(Recorded data)
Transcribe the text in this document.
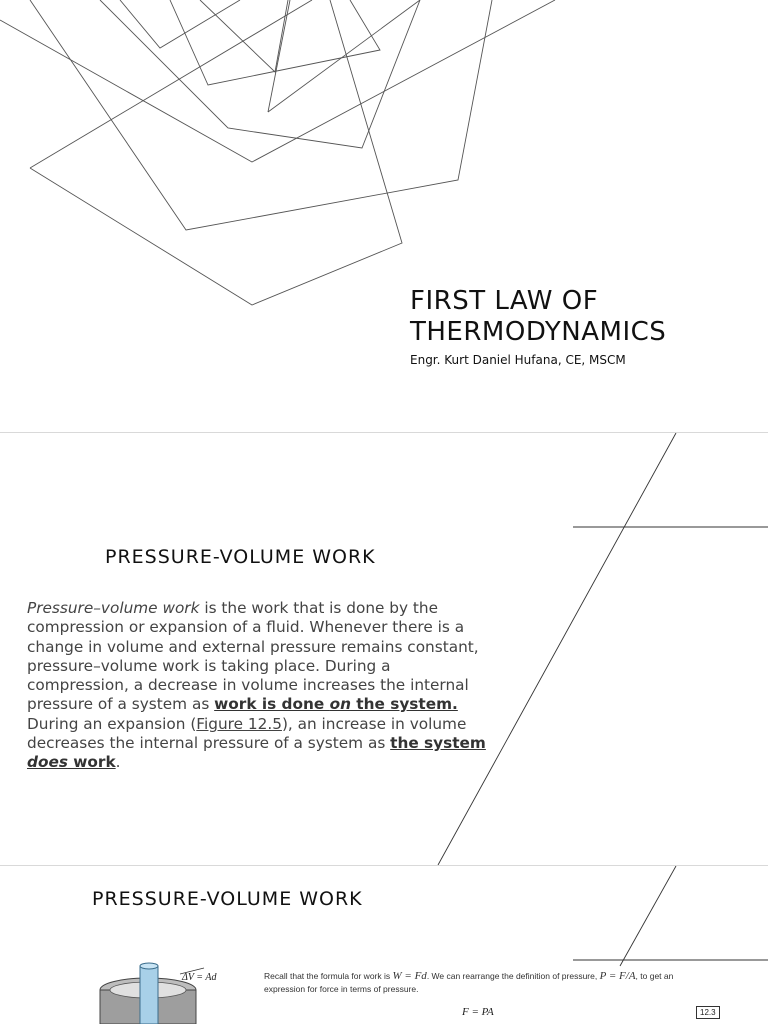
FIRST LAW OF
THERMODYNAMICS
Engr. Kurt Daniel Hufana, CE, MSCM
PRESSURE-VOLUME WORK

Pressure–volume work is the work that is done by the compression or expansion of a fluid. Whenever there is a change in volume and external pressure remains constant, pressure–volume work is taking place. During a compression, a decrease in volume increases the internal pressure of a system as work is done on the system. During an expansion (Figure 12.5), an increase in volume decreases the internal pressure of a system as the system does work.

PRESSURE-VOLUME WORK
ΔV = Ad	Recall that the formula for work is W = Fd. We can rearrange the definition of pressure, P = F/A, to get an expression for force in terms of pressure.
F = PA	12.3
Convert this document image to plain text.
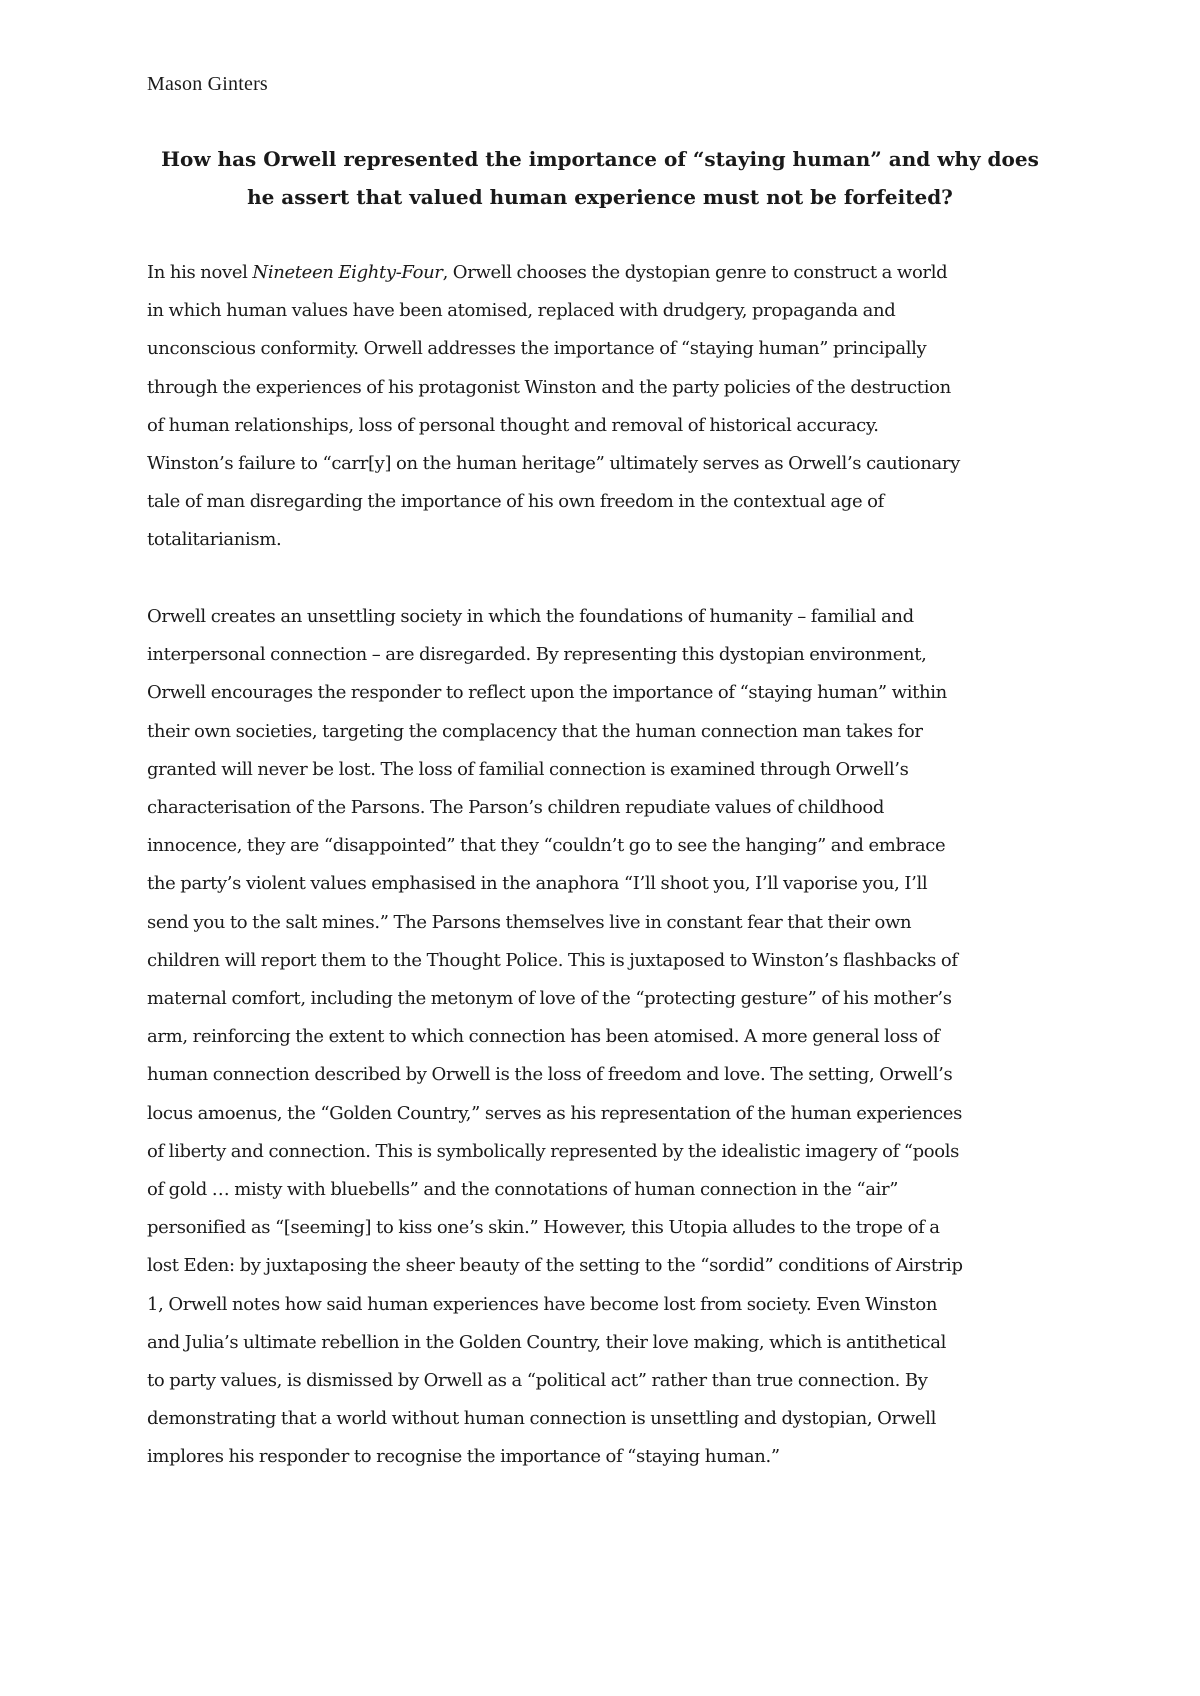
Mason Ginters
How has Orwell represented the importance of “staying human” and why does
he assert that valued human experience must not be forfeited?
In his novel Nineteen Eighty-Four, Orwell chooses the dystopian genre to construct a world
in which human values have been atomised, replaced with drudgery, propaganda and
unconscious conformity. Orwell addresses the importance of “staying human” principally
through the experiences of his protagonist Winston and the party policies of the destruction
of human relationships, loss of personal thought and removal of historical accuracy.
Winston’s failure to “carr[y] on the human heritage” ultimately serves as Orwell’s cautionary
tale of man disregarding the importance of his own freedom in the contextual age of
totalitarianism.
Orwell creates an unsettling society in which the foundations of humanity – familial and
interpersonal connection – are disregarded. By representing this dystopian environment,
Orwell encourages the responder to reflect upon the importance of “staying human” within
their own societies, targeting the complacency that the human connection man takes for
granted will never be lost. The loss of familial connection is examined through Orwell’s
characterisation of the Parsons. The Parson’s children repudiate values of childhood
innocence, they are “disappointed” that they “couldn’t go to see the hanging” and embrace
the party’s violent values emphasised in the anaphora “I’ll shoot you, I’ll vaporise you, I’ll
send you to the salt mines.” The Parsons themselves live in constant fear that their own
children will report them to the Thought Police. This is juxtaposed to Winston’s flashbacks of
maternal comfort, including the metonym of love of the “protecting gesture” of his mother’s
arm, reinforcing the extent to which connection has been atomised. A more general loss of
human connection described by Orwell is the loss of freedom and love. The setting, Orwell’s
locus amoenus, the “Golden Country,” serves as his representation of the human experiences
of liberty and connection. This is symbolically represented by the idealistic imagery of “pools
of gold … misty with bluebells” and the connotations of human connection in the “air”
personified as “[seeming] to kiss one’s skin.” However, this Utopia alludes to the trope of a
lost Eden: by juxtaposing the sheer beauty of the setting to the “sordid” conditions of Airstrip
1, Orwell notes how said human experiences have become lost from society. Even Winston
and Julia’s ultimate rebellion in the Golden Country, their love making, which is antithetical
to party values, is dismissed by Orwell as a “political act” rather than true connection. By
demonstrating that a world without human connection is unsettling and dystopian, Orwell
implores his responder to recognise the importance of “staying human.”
...
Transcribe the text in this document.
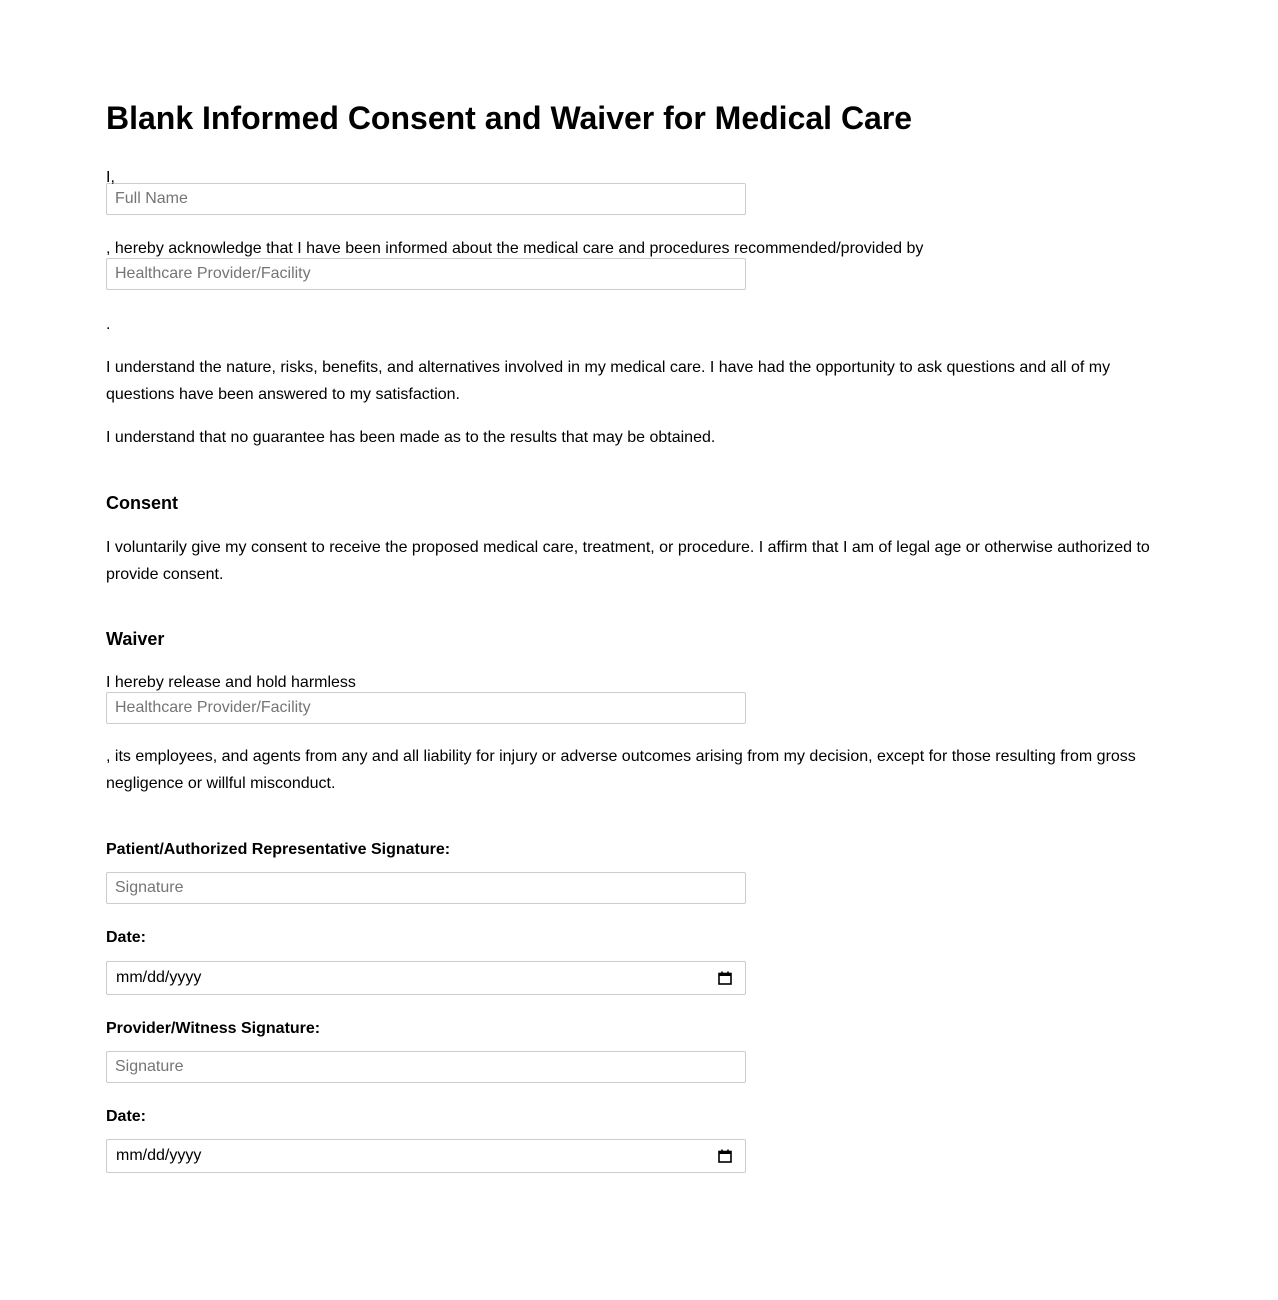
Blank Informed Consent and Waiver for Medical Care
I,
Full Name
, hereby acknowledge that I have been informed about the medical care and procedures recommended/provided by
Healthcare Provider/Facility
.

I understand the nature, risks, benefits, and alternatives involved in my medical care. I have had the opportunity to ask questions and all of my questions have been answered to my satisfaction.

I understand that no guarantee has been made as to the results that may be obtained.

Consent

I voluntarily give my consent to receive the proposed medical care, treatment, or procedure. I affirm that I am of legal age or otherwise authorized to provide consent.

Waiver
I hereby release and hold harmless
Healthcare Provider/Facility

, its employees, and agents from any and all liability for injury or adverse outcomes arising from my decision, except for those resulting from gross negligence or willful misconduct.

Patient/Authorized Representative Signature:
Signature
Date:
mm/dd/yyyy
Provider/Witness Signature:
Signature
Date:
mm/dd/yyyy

● **SHORT EXERCISE**
Extract each line from the entries above that contains the string "party".

● **SOLUTION TO THIS EXERCISE**
through the experiences of his protagonist Winston and the party policies of the destruction
the party’s violent values emphasised in the anaphora “I’ll shoot you, I’ll vaporise you, I’ll
to party values, is dismissed by Orwell as a “political act” rather than true connection. By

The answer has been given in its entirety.